▶ **WRITTEN TASK**
Wherever the word "look" appears in the entries, copy the whole line.

-- -- --

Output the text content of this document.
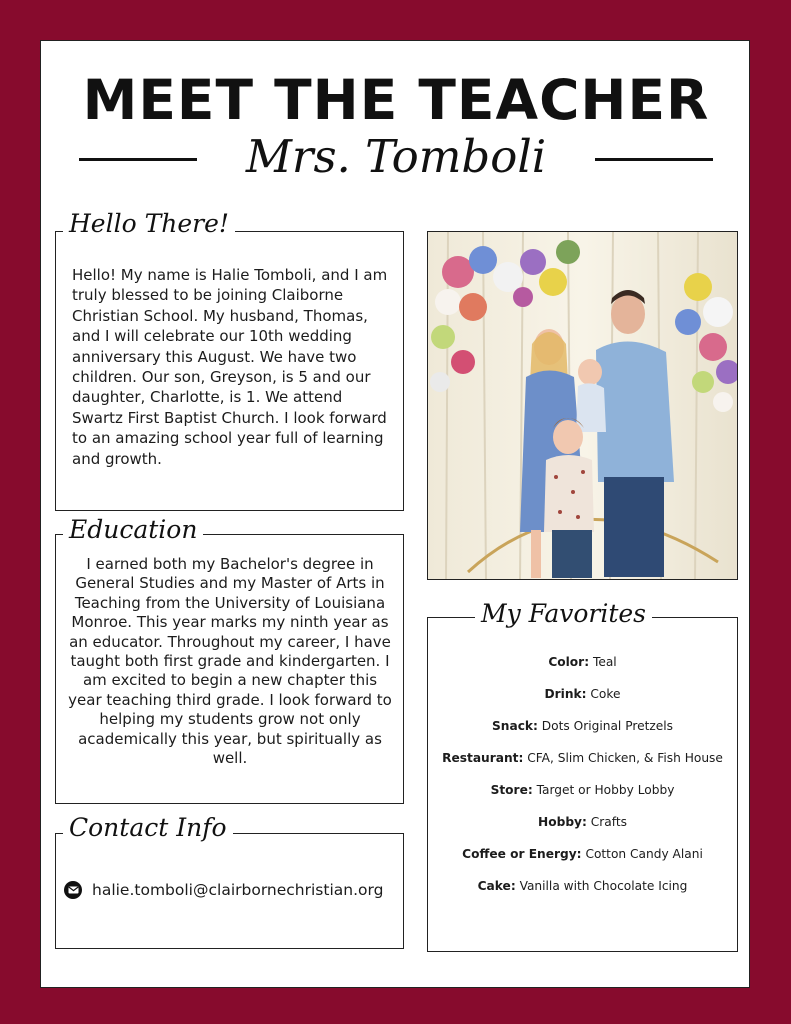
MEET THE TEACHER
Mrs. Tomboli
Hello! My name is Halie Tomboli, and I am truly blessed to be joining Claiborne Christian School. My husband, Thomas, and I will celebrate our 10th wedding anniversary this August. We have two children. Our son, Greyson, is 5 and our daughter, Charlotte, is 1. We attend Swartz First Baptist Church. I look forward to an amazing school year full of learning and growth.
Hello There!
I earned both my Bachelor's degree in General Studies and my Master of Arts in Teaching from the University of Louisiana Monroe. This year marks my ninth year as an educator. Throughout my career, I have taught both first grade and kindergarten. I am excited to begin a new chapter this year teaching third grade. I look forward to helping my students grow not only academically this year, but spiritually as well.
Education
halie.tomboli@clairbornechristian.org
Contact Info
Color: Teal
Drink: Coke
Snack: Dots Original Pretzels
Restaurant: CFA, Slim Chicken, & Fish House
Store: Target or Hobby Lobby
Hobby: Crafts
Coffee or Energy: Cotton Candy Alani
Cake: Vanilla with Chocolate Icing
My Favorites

-- -- --

▶ **FINAL ANSWER**
Hello! My name is Halie Tomboli, and I am truly blessed to be joining Claiborne Christian School. My husband, Thomas, and I will celebrate our 10th wedding anniversary this August. We have two children. Our son, Greyson, is 5 and our daughter, Charlotte, is 1. We attend Swartz First Baptist Church. I look forward to an amazing school year full of learning and growth.
I earned both my Bachelor's degree in General Studies and my Master of Arts in Teaching from the University of Louisiana Monroe. This year marks my ninth year as an educator. Throughout my career, I have taught both first grade and kindergarten. I am excited to begin a new chapter this year teaching third grade. I look forward to helping my students grow not only academically this year, but spiritually as well.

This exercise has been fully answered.